§ **GIVEN PROBLEM**
Pull out every line below that holds the word "Professional".

[Stored records]

------------------------

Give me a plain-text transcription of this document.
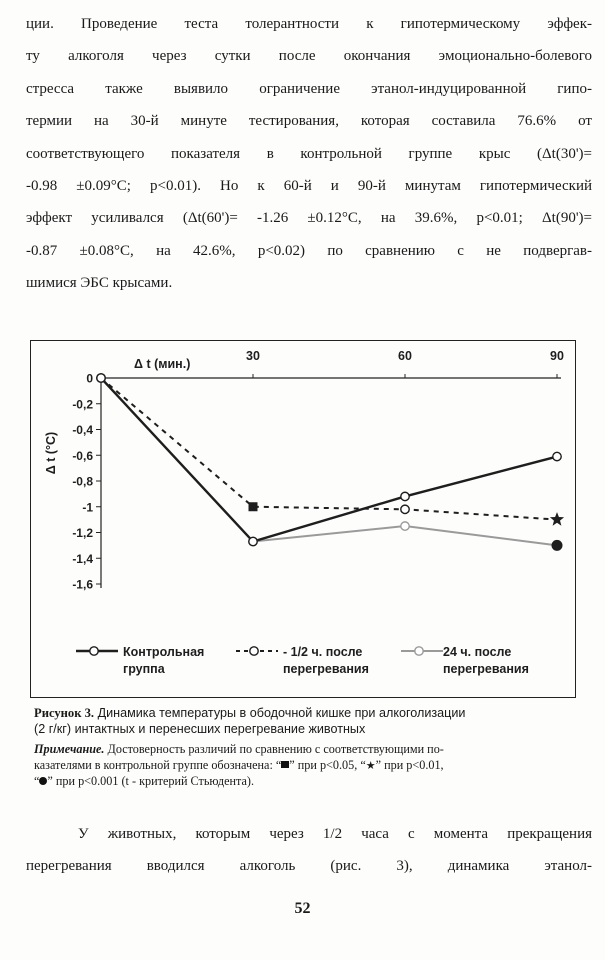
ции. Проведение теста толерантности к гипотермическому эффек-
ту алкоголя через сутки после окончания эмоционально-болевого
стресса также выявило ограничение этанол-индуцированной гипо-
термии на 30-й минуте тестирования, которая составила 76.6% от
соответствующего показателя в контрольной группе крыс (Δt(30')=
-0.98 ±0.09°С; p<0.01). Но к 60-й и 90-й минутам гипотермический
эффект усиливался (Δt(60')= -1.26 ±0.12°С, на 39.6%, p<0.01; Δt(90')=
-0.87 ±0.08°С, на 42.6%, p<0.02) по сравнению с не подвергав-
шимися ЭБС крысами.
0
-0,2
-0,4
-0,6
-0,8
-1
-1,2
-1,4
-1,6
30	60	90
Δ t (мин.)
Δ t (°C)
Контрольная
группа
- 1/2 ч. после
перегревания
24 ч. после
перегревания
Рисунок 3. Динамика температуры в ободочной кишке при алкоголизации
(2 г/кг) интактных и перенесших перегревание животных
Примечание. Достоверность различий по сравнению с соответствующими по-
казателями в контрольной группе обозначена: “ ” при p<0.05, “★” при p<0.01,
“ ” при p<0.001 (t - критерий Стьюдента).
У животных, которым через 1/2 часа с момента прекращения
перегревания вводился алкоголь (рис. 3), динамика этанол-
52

------------------------

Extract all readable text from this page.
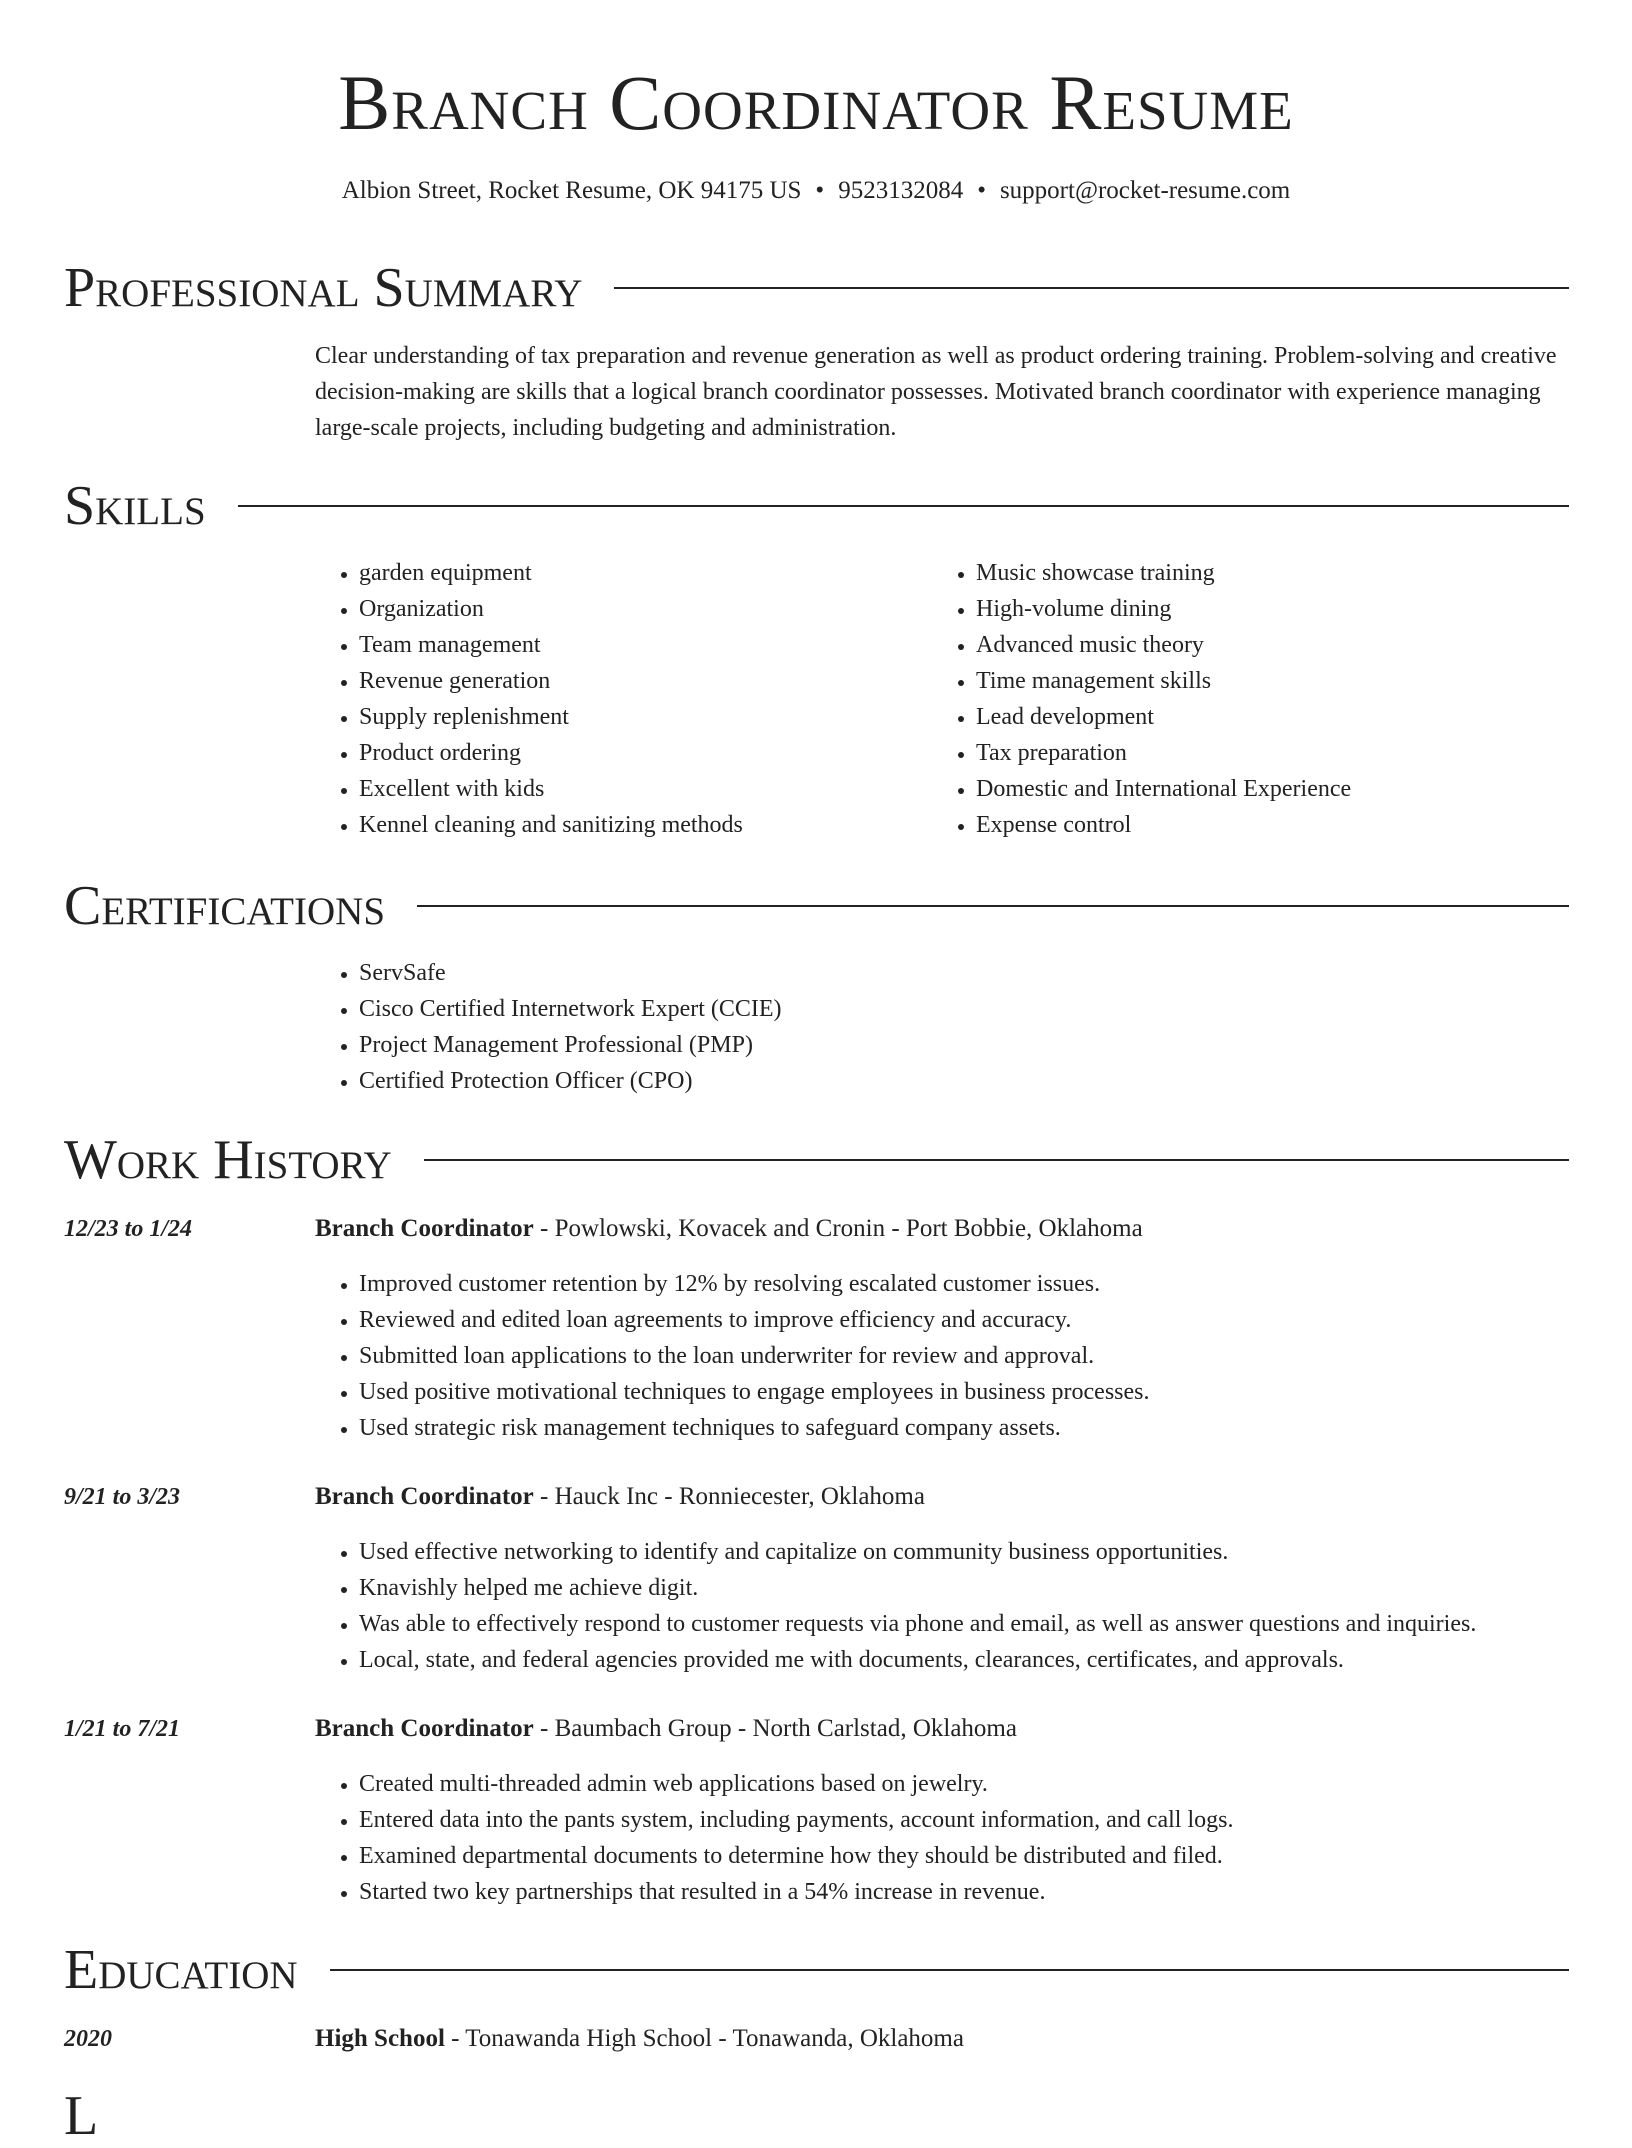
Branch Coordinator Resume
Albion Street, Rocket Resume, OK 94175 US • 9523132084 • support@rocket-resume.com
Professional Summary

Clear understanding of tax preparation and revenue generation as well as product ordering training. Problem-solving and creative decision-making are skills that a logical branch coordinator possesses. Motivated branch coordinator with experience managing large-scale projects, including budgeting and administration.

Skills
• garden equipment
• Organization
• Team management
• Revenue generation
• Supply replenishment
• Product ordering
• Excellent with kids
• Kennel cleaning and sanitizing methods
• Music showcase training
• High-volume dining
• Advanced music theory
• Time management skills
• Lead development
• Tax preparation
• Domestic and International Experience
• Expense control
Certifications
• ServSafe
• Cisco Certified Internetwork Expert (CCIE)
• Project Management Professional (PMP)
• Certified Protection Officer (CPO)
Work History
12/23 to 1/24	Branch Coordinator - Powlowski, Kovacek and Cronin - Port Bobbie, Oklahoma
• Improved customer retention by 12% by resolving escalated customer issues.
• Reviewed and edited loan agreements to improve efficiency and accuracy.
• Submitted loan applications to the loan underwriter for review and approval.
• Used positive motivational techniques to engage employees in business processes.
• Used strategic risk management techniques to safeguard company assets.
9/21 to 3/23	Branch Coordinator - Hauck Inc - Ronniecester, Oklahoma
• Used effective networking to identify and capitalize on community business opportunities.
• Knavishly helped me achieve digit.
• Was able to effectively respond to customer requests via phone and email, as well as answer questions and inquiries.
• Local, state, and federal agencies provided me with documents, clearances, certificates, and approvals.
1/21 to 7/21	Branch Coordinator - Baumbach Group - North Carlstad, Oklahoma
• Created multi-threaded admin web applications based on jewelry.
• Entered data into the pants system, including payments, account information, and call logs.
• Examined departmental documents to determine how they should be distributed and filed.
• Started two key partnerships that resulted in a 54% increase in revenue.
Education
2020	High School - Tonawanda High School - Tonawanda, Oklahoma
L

------------------------

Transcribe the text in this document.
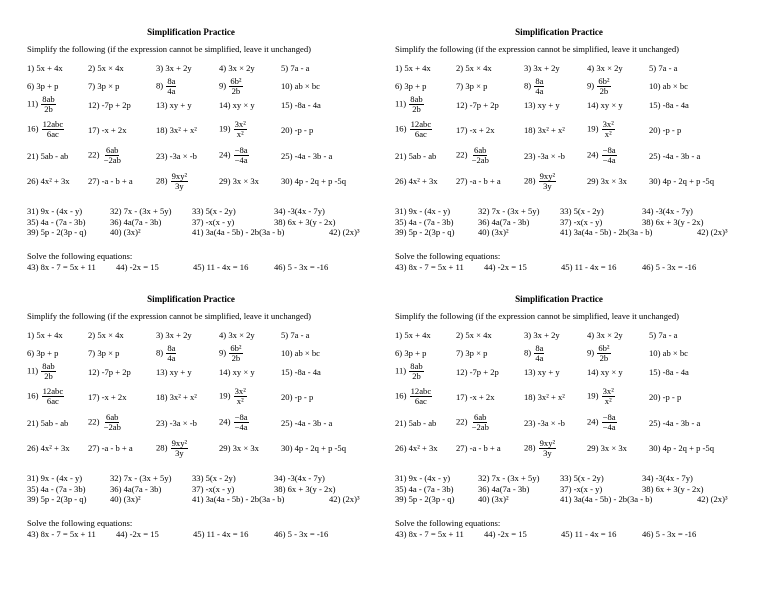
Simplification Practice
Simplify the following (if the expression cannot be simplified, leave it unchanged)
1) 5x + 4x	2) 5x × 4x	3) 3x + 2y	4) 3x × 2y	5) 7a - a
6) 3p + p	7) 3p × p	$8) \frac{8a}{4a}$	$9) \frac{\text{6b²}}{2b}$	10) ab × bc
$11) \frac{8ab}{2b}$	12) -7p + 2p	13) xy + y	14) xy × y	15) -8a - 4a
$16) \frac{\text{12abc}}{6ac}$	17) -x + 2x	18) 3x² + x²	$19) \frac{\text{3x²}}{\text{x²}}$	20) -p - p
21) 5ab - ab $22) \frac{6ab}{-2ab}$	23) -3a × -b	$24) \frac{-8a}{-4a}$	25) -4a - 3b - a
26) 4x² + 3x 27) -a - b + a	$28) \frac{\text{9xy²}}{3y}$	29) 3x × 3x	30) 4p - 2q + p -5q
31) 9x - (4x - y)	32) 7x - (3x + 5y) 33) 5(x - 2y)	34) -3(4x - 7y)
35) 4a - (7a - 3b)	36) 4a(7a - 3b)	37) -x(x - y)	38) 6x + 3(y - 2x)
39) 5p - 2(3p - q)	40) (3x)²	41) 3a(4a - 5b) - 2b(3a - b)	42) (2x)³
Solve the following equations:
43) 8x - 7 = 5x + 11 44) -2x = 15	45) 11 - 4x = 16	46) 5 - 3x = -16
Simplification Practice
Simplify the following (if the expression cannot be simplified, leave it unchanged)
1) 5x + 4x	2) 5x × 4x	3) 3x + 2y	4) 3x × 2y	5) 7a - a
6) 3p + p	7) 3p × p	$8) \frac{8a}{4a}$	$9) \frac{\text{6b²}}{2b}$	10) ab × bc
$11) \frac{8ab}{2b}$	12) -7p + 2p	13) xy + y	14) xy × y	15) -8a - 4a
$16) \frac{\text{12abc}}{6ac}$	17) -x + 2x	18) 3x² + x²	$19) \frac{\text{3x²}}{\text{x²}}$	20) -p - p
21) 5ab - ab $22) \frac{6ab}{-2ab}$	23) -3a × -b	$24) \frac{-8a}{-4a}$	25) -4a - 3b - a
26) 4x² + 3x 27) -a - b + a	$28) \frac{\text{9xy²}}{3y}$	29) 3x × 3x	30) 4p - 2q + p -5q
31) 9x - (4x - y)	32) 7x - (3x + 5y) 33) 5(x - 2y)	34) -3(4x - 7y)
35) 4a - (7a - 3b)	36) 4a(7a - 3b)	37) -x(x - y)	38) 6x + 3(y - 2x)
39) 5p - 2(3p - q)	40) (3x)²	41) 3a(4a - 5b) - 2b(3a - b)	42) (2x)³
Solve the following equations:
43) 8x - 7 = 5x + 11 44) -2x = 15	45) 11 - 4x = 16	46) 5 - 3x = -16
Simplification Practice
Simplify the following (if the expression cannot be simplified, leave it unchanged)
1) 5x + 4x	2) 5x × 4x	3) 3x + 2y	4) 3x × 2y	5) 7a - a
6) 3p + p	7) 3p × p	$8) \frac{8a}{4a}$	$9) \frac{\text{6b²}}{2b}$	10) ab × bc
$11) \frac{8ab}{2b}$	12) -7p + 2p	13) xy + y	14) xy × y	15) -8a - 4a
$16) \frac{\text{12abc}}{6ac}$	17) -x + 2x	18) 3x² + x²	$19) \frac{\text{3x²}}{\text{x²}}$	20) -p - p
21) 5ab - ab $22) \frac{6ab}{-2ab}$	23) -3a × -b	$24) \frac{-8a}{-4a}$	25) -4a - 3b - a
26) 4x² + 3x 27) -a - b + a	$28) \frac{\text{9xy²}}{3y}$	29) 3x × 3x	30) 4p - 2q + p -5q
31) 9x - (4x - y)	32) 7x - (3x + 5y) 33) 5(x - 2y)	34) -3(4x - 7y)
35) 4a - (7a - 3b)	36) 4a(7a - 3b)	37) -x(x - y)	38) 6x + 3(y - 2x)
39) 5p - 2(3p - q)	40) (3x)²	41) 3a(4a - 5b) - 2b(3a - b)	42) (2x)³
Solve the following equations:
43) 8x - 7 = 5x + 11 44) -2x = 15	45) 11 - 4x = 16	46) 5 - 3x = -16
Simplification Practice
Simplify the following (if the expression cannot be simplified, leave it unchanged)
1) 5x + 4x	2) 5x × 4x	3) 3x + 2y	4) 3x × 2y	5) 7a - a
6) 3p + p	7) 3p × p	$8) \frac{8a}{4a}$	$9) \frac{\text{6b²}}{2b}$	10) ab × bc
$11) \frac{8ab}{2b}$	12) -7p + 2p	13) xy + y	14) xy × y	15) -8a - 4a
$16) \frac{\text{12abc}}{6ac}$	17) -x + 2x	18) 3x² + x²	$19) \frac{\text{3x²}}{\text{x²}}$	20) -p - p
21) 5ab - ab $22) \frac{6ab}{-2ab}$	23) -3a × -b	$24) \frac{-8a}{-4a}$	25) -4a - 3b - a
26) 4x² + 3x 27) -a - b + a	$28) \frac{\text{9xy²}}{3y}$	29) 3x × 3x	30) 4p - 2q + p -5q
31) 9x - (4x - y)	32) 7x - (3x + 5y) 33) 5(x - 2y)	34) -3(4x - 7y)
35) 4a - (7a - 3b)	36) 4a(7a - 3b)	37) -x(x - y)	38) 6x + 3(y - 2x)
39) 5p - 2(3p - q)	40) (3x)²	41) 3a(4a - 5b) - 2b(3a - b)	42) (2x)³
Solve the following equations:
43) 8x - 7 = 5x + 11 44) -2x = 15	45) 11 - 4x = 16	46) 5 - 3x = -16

------------------------

§ **SOLUTION TO THE EXERCISE**
Professional Summary
• Project Management Professional (PMP)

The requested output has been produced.